__Your goal__
Collect every line in the records below that contains the word "this".

Data excerpts
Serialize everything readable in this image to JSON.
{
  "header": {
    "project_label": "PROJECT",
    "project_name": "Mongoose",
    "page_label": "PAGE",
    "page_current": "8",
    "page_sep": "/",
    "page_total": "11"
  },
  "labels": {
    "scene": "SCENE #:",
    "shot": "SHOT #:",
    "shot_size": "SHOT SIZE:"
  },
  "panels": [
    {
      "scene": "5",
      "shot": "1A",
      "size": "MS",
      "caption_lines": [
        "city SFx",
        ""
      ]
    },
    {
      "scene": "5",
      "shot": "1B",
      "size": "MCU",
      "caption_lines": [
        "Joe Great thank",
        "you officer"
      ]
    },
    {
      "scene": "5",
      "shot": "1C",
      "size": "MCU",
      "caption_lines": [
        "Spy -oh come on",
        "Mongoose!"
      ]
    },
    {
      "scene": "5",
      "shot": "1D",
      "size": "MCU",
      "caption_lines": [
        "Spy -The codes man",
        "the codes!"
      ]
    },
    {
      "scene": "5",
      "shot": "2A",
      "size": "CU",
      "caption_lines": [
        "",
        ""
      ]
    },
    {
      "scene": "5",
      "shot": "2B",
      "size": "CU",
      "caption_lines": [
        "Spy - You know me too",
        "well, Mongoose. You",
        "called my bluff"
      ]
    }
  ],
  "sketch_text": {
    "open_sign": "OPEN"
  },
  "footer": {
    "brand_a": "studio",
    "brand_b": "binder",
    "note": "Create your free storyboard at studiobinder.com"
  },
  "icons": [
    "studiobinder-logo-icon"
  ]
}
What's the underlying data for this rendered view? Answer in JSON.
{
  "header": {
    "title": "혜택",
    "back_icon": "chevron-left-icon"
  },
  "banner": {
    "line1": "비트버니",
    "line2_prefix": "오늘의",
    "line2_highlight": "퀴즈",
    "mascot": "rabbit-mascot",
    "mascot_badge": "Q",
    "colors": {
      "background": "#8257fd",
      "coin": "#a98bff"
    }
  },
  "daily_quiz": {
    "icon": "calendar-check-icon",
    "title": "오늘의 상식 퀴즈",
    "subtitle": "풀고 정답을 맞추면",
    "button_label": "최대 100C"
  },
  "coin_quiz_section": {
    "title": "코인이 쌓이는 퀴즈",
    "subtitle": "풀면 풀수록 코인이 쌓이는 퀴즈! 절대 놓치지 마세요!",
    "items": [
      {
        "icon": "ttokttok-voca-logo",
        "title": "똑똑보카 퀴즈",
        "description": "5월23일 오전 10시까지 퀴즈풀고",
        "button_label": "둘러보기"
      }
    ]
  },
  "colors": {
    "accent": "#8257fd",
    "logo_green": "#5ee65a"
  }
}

__Response to the exercise__
Serialize everything readable in this image to JSON.
What's the underlying data for this rendered view? Answer in JSON.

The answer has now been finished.